■ Set problem
Each line of the listing that contains the word "Advanced" is to be copied.

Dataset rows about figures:
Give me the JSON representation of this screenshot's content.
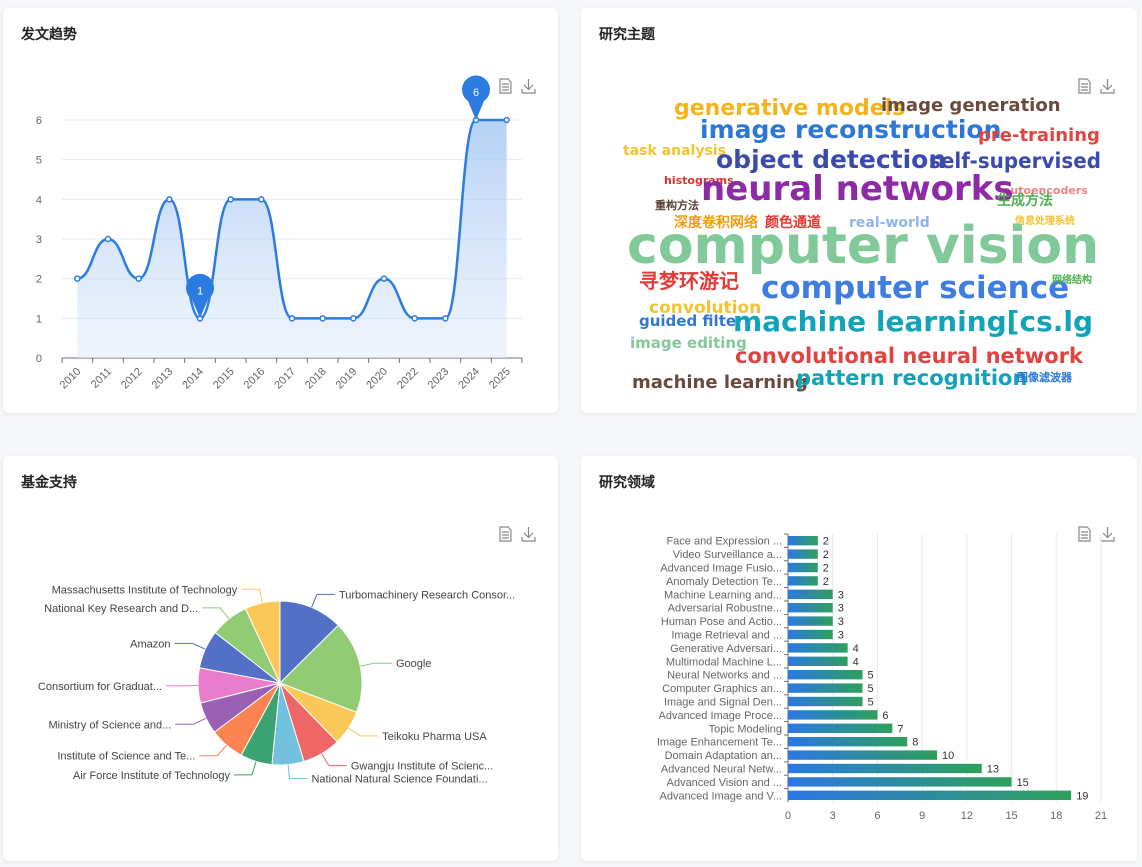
{
  "cards": {
    "trend_title": "发文趋势",
    "topics_title": "研究主题",
    "fund_title": "基金支持",
    "field_title": "研究领域"
  },
  "icons": {
    "data_view": "document-icon",
    "download": "download-icon"
  },
  "chart_data": [
    {
      "type": "area",
      "categories": [
        "2010",
        "2011",
        "2012",
        "2013",
        "2014",
        "2015",
        "2016",
        "2017",
        "2018",
        "2019",
        "2020",
        "2022",
        "2023",
        "2024",
        "2025"
      ],
      "values": [
        2,
        3,
        2,
        4,
        1,
        4,
        4,
        1,
        1,
        1,
        2,
        1,
        1,
        6,
        6
      ],
      "ylim": [
        0,
        6
      ],
      "yticks": [
        0,
        1,
        2,
        3,
        4,
        5,
        6
      ],
      "markers": [
        {
          "category": "2014",
          "value": 1,
          "label": "1"
        },
        {
          "category": "2024",
          "value": 6,
          "label": "6"
        }
      ],
      "color": "#2b7be0"
    },
    {
      "type": "wordcloud",
      "words": [
        {
          "text": "generative models",
          "color": "#f2b51c"
        },
        {
          "text": "image generation",
          "color": "#6b4a3e"
        },
        {
          "text": "image reconstruction",
          "color": "#2d78d6"
        },
        {
          "text": "pre-training",
          "color": "#e04440"
        },
        {
          "text": "task analysis",
          "color": "#f2c430"
        },
        {
          "text": "object detection",
          "color": "#3a4bac"
        },
        {
          "text": "self-supervised",
          "color": "#3a4bac"
        },
        {
          "text": "histograms",
          "color": "#d8332f"
        },
        {
          "text": "autoencoders",
          "color": "#f08080"
        },
        {
          "text": "neural networks",
          "color": "#8e2aa5"
        },
        {
          "text": "生成方法",
          "color": "#4caf50"
        },
        {
          "text": "重构方法",
          "color": "#5d4037"
        },
        {
          "text": "深度卷积网络",
          "color": "#f39c12"
        },
        {
          "text": "颜色通道",
          "color": "#e53935"
        },
        {
          "text": "real-world",
          "color": "#90b4f0"
        },
        {
          "text": "信息处理系统",
          "color": "#f2c430"
        },
        {
          "text": "computer vision",
          "color": "#82c99a"
        },
        {
          "text": "寻梦环游记",
          "color": "#e53935"
        },
        {
          "text": "computer science",
          "color": "#3d7ee0"
        },
        {
          "text": "网络结构",
          "color": "#4caf50"
        },
        {
          "text": "convolution",
          "color": "#f2c430"
        },
        {
          "text": "guided filter",
          "color": "#2d78d6"
        },
        {
          "text": "machine learning[cs.lg",
          "color": "#11a3b8"
        },
        {
          "text": "image editing",
          "color": "#82c99a"
        },
        {
          "text": "convolutional neural network",
          "color": "#e04440"
        },
        {
          "text": "machine learning",
          "color": "#6b4a3e"
        },
        {
          "text": "pattern recognition",
          "color": "#11a3b8"
        },
        {
          "text": "图像滤波器",
          "color": "#2d78d6"
        }
      ]
    },
    {
      "type": "pie",
      "slices": [
        {
          "name": "Turbomachinery Research Consor...",
          "value": 1,
          "color": "#5470c6"
        },
        {
          "name": "Google",
          "value": 1.45,
          "color": "#91cc75"
        },
        {
          "name": "Teikoku Pharma USA",
          "value": 0.55,
          "color": "#fac858"
        },
        {
          "name": "Gwangju Institute of Scienc...",
          "value": 0.6,
          "color": "#ee6666"
        },
        {
          "name": "National Natural Science Foundati...",
          "value": 0.5,
          "color": "#73c0de"
        },
        {
          "name": "Air Force Institute of Technology",
          "value": 0.5,
          "color": "#3ba272"
        },
        {
          "name": "Institute of Science and Te...",
          "value": 0.55,
          "color": "#fc8452"
        },
        {
          "name": "Ministry of Science and...",
          "value": 0.5,
          "color": "#9a60b4"
        },
        {
          "name": "Consortium for Graduat...",
          "value": 0.55,
          "color": "#ea7ccc"
        },
        {
          "name": "Amazon",
          "value": 0.6,
          "color": "#5470c6"
        },
        {
          "name": "National Key Research and D...",
          "value": 0.6,
          "color": "#91cc75"
        },
        {
          "name": "Massachusetts Institute of Technology",
          "value": 0.55,
          "color": "#fac858"
        }
      ]
    },
    {
      "type": "bar",
      "orientation": "horizontal",
      "categories": [
        "Face and Expression ...",
        "Video Surveillance a...",
        "Advanced Image Fusio...",
        "Anomaly Detection Te...",
        "Machine Learning and...",
        "Adversarial Robustne...",
        "Human Pose and Actio...",
        "Image Retrieval and ...",
        "Generative Adversari...",
        "Multimodal Machine L...",
        "Neural Networks and ...",
        "Computer Graphics an...",
        "Image and Signal Den...",
        "Advanced Image Proce...",
        "Topic Modeling",
        "Image Enhancement Te...",
        "Domain Adaptation an...",
        "Advanced Neural Netw...",
        "Advanced Vision and ...",
        "Advanced Image and V..."
      ],
      "values": [
        2,
        2,
        2,
        2,
        3,
        3,
        3,
        3,
        4,
        4,
        5,
        5,
        5,
        6,
        7,
        8,
        10,
        13,
        15,
        19
      ],
      "xlim": [
        0,
        21
      ],
      "xticks": [
        0,
        3,
        6,
        9,
        12,
        15,
        18,
        21
      ],
      "gradient": [
        "#2b78e4",
        "#2ea05a"
      ]
    }
  ]
}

■ Result
        "Advanced Image Fusio...",
        "Advanced Image Proce...",
        "Advanced Neural Netw...",
        "Advanced Vision and ...",
        "Advanced Image and V..."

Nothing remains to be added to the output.